# DATA FOR THE TASK

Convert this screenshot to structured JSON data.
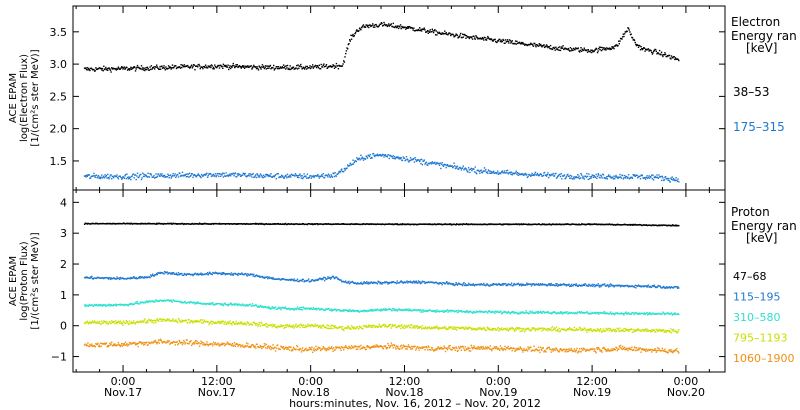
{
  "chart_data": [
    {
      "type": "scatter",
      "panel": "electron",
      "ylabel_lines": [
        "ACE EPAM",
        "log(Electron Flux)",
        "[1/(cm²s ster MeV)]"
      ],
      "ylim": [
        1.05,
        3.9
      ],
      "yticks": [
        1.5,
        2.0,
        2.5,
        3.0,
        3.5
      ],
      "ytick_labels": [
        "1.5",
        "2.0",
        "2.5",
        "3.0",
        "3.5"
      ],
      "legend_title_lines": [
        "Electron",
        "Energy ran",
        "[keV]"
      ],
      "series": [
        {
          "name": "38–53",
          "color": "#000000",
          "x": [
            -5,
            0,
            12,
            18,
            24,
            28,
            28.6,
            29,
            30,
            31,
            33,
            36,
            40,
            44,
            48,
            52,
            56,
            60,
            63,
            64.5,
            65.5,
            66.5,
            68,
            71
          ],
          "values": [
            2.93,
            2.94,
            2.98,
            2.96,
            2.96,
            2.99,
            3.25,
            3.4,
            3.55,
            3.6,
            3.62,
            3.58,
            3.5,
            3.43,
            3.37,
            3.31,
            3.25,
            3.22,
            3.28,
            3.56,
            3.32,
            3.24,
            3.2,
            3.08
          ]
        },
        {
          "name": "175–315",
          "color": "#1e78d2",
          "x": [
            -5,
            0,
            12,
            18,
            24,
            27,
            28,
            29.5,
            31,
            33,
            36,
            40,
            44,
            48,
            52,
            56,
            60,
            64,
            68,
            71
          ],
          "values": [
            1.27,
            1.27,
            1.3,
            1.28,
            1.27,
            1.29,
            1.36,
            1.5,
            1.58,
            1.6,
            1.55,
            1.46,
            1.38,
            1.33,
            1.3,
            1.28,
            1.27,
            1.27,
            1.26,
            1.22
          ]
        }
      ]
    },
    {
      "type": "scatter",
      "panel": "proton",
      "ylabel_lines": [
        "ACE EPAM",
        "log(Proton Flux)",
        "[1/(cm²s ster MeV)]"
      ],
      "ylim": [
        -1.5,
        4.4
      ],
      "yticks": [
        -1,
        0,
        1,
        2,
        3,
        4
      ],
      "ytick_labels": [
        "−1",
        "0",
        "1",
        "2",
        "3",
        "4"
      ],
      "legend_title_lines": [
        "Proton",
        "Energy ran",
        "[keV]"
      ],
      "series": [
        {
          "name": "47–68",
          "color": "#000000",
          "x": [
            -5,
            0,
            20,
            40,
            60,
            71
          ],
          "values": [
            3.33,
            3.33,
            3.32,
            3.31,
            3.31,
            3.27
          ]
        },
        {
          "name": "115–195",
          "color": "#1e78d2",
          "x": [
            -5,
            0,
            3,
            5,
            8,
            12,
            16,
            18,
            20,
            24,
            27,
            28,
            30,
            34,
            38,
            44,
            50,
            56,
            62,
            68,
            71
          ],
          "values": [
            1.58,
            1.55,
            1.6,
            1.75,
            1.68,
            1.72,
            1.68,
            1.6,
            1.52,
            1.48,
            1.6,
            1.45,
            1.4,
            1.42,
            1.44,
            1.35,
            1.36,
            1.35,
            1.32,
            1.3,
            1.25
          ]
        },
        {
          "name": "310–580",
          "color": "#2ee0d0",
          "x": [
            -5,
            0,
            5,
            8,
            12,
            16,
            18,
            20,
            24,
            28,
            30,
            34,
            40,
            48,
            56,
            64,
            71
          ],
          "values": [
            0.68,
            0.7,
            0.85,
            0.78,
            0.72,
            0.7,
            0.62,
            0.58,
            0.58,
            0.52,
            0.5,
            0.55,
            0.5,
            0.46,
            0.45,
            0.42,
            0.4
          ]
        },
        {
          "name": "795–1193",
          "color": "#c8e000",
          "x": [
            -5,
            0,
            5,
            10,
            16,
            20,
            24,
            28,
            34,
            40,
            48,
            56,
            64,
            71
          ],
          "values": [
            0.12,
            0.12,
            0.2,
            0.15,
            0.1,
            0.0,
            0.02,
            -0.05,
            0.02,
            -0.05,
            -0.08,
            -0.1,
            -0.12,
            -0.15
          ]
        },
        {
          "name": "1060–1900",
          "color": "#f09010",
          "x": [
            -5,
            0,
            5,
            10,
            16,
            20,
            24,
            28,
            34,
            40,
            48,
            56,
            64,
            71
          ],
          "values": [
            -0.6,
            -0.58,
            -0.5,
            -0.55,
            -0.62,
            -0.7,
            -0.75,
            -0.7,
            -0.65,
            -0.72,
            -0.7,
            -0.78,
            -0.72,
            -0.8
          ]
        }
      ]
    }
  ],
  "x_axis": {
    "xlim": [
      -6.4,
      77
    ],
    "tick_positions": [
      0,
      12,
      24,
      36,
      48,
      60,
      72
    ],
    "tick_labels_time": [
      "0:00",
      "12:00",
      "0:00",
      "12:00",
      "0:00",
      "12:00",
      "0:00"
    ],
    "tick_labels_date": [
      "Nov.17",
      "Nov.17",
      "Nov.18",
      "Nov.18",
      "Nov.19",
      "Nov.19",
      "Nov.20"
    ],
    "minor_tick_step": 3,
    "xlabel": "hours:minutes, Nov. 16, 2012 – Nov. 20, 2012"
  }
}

# WHAT IS BEING ASKED
The records above must be transcribed exactly. Pictures are left out of the copy.

# RIGHT ANSWER
Convert this screenshot to structured JSON data.
{
  "chart_data": [
    {
      "type": "scatter",
      "panel": "electron",
      "ylabel_lines": [
        "ACE EPAM",
        "log(Electron Flux)",
        "[1/(cm²s ster MeV)]"
      ],
      "ylim": [
        1.05,
        3.9
      ],
      "yticks": [
        1.5,
        2.0,
        2.5,
        3.0,
        3.5
      ],
      "ytick_labels": [
        "1.5",
        "2.0",
        "2.5",
        "3.0",
        "3.5"
      ],
      "legend_title_lines": [
        "Electron",
        "Energy ran",
        "[keV]"
      ],
      "series": [
        {
          "name": "38–53",
          "color": "#000000",
          "x": [
            -5,
            0,
            12,
            18,
            24,
            28,
            28.6,
            29,
            30,
            31,
            33,
            36,
            40,
            44,
            48,
            52,
            56,
            60,
            63,
            64.5,
            65.5,
            66.5,
            68,
            71
          ],
          "values": [
            2.93,
            2.94,
            2.98,
            2.96,
            2.96,
            2.99,
            3.25,
            3.4,
            3.55,
            3.6,
            3.62,
            3.58,
            3.5,
            3.43,
            3.37,
            3.31,
            3.25,
            3.22,
            3.28,
            3.56,
            3.32,
            3.24,
            3.2,
            3.08
          ]
        },
        {
          "name": "175–315",
          "color": "#1e78d2",
          "x": [
            -5,
            0,
            12,
            18,
            24,
            27,
            28,
            29.5,
            31,
            33,
            36,
            40,
            44,
            48,
            52,
            56,
            60,
            64,
            68,
            71
          ],
          "values": [
            1.27,
            1.27,
            1.3,
            1.28,
            1.27,
            1.29,
            1.36,
            1.5,
            1.58,
            1.6,
            1.55,
            1.46,
            1.38,
            1.33,
            1.3,
            1.28,
            1.27,
            1.27,
            1.26,
            1.22
          ]
        }
      ]
    },
    {
      "type": "scatter",
      "panel": "proton",
      "ylabel_lines": [
        "ACE EPAM",
        "log(Proton Flux)",
        "[1/(cm²s ster MeV)]"
      ],
      "ylim": [
        -1.5,
        4.4
      ],
      "yticks": [
        -1,
        0,
        1,
        2,
        3,
        4
      ],
      "ytick_labels": [
        "−1",
        "0",
        "1",
        "2",
        "3",
        "4"
      ],
      "legend_title_lines": [
        "Proton",
        "Energy ran",
        "[keV]"
      ],
      "series": [
        {
          "name": "47–68",
          "color": "#000000",
          "x": [
            -5,
            0,
            20,
            40,
            60,
            71
          ],
          "values": [
            3.33,
            3.33,
            3.32,
            3.31,
            3.31,
            3.27
          ]
        },
        {
          "name": "115–195",
          "color": "#1e78d2",
          "x": [
            -5,
            0,
            3,
            5,
            8,
            12,
            16,
            18,
            20,
            24,
            27,
            28,
            30,
            34,
            38,
            44,
            50,
            56,
            62,
            68,
            71
          ],
          "values": [
            1.58,
            1.55,
            1.6,
            1.75,
            1.68,
            1.72,
            1.68,
            1.6,
            1.52,
            1.48,
            1.6,
            1.45,
            1.4,
            1.42,
            1.44,
            1.35,
            1.36,
            1.35,
            1.32,
            1.3,
            1.25
          ]
        },
        {
          "name": "310–580",
          "color": "#2ee0d0",
          "x": [
            -5,
            0,
            5,
            8,
            12,
            16,
            18,
            20,
            24,
            28,
            30,
            34,
            40,
            48,
            56,
            64,
            71
          ],
          "values": [
            0.68,
            0.7,
            0.85,
            0.78,
            0.72,
            0.7,
            0.62,
            0.58,
            0.58,
            0.52,
            0.5,
            0.55,
            0.5,
            0.46,
            0.45,
            0.42,
            0.4
          ]
        },
        {
          "name": "795–1193",
          "color": "#c8e000",
          "x": [
            -5,
            0,
            5,
            10,
            16,
            20,
            24,
            28,
            34,
            40,
            48,
            56,
            64,
            71
          ],
          "values": [
            0.12,
            0.12,
            0.2,
            0.15,
            0.1,
            0.0,
            0.02,
            -0.05,
            0.02,
            -0.05,
            -0.08,
            -0.1,
            -0.12,
            -0.15
          ]
        },
        {
          "name": "1060–1900",
          "color": "#f09010",
          "x": [
            -5,
            0,
            5,
            10,
            16,
            20,
            24,
            28,
            34,
            40,
            48,
            56,
            64,
            71
          ],
          "values": [
            -0.6,
            -0.58,
            -0.5,
            -0.55,
            -0.62,
            -0.7,
            -0.75,
            -0.7,
            -0.65,
            -0.72,
            -0.7,
            -0.78,
            -0.72,
            -0.8
          ]
        }
      ]
    }
  ],
  "x_axis": {
    "xlim": [
      -6.4,
      77
    ],
    "tick_positions": [
      0,
      12,
      24,
      36,
      48,
      60,
      72
    ],
    "tick_labels_time": [
      "0:00",
      "12:00",
      "0:00",
      "12:00",
      "0:00",
      "12:00",
      "0:00"
    ],
    "tick_labels_date": [
      "Nov.17",
      "Nov.17",
      "Nov.18",
      "Nov.18",
      "Nov.19",
      "Nov.19",
      "Nov.20"
    ],
    "minor_tick_step": 3,
    "xlabel": "hours:minutes, Nov. 16, 2012 – Nov. 20, 2012"
  }
}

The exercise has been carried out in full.